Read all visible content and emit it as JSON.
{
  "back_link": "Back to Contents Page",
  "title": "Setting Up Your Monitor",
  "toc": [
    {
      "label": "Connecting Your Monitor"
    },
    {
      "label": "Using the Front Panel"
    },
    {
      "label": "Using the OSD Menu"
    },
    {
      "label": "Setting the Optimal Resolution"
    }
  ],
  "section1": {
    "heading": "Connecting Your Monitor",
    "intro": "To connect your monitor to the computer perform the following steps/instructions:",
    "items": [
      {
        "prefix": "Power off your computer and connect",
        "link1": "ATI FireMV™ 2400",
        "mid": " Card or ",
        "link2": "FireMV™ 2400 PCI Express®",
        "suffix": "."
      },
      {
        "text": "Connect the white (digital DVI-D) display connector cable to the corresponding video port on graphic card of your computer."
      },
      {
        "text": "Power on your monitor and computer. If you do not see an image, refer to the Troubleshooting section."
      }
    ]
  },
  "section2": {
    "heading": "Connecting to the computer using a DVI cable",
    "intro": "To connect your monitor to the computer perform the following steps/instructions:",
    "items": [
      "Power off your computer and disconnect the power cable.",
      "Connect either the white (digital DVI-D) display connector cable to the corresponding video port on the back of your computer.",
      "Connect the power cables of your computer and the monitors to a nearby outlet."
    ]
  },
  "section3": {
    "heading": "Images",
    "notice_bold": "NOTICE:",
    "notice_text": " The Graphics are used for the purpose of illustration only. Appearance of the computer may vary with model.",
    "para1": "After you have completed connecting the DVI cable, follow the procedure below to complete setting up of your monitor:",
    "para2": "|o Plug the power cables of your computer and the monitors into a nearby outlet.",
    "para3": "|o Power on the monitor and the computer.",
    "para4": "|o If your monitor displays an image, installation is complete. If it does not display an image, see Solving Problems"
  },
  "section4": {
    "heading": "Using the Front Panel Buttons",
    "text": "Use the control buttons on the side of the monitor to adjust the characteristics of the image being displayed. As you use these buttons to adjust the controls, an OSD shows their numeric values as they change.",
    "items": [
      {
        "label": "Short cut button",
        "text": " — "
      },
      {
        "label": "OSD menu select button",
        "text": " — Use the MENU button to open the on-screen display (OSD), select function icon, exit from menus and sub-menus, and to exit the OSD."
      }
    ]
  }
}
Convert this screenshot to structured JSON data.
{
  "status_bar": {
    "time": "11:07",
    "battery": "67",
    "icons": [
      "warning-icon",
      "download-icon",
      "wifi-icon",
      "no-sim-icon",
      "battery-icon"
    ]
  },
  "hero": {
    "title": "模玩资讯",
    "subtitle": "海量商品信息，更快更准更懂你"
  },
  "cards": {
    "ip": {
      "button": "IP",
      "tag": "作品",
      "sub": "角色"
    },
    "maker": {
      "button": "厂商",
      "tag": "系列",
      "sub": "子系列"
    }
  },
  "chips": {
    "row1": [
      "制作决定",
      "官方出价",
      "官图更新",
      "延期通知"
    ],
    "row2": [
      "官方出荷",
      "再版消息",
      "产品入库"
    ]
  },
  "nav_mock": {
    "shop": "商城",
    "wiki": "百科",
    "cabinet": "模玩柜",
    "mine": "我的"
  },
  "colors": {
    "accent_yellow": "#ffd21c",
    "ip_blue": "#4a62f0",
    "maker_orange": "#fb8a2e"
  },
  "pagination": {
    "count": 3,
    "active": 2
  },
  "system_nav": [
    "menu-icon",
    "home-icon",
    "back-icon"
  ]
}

** What you should do **
Every entry above needs to be quoted exactly.

** Finished answer **
Read all visible content and emit it as JSON.
{
  "back_link": "Back to Contents Page",
  "title": "Setting Up Your Monitor",
  "toc": [
    {
      "label": "Connecting Your Monitor"
    },
    {
      "label": "Using the Front Panel"
    },
    {
      "label": "Using the OSD Menu"
    },
    {
      "label": "Setting the Optimal Resolution"
    }
  ],
  "section1": {
    "heading": "Connecting Your Monitor",
    "intro": "To connect your monitor to the computer perform the following steps/instructions:",
    "items": [
      {
        "prefix": "Power off your computer and connect",
        "link1": "ATI FireMV™ 2400",
        "mid": " Card or ",
        "link2": "FireMV™ 2400 PCI Express®",
        "suffix": "."
      },
      {
        "text": "Connect the white (digital DVI-D) display connector cable to the corresponding video port on graphic card of your computer."
      },
      {
        "text": "Power on your monitor and computer. If you do not see an image, refer to the Troubleshooting section."
      }
    ]
  },
  "section2": {
    "heading": "Connecting to the computer using a DVI cable",
    "intro": "To connect your monitor to the computer perform the following steps/instructions:",
    "items": [
      "Power off your computer and disconnect the power cable.",
      "Connect either the white (digital DVI-D) display connector cable to the corresponding video port on the back of your computer.",
      "Connect the power cables of your computer and the monitors to a nearby outlet."
    ]
  },
  "section3": {
    "heading": "Images",
    "notice_bold": "NOTICE:",
    "notice_text": " The Graphics are used for the purpose of illustration only. Appearance of the computer may vary with model.",
    "para1": "After you have completed connecting the DVI cable, follow the procedure below to complete setting up of your monitor:",
    "para2": "|o Plug the power cables of your computer and the monitors into a nearby outlet.",
    "para3": "|o Power on the monitor and the computer.",
    "para4": "|o If your monitor displays an image, installation is complete. If it does not display an image, see Solving Problems"
  },
  "section4": {
    "heading": "Using the Front Panel Buttons",
    "text": "Use the control buttons on the side of the monitor to adjust the characteristics of the image being displayed. As you use these buttons to adjust the controls, an OSD shows their numeric values as they change.",
    "items": [
      {
        "label": "Short cut button",
        "text": " — "
      },
      {
        "label": "OSD menu select button",
        "text": " — Use the MENU button to open the on-screen display (OSD), select function icon, exit from menus and sub-menus, and to exit the OSD."
      }
    ]
  }
}
Convert this screenshot to structured JSON data.
{
  "status_bar": {
    "time": "11:07",
    "battery": "67",
    "icons": [
      "warning-icon",
      "download-icon",
      "wifi-icon",
      "no-sim-icon",
      "battery-icon"
    ]
  },
  "hero": {
    "title": "模玩资讯",
    "subtitle": "海量商品信息，更快更准更懂你"
  },
  "cards": {
    "ip": {
      "button": "IP",
      "tag": "作品",
      "sub": "角色"
    },
    "maker": {
      "button": "厂商",
      "tag": "系列",
      "sub": "子系列"
    }
  },
  "chips": {
    "row1": [
      "制作决定",
      "官方出价",
      "官图更新",
      "延期通知"
    ],
    "row2": [
      "官方出荷",
      "再版消息",
      "产品入库"
    ]
  },
  "nav_mock": {
    "shop": "商城",
    "wiki": "百科",
    "cabinet": "模玩柜",
    "mine": "我的"
  },
  "colors": {
    "accent_yellow": "#ffd21c",
    "ip_blue": "#4a62f0",
    "maker_orange": "#fb8a2e"
  },
  "pagination": {
    "count": 3,
    "active": 2
  },
  "system_nav": [
    "menu-icon",
    "home-icon",
    "back-icon"
  ]
}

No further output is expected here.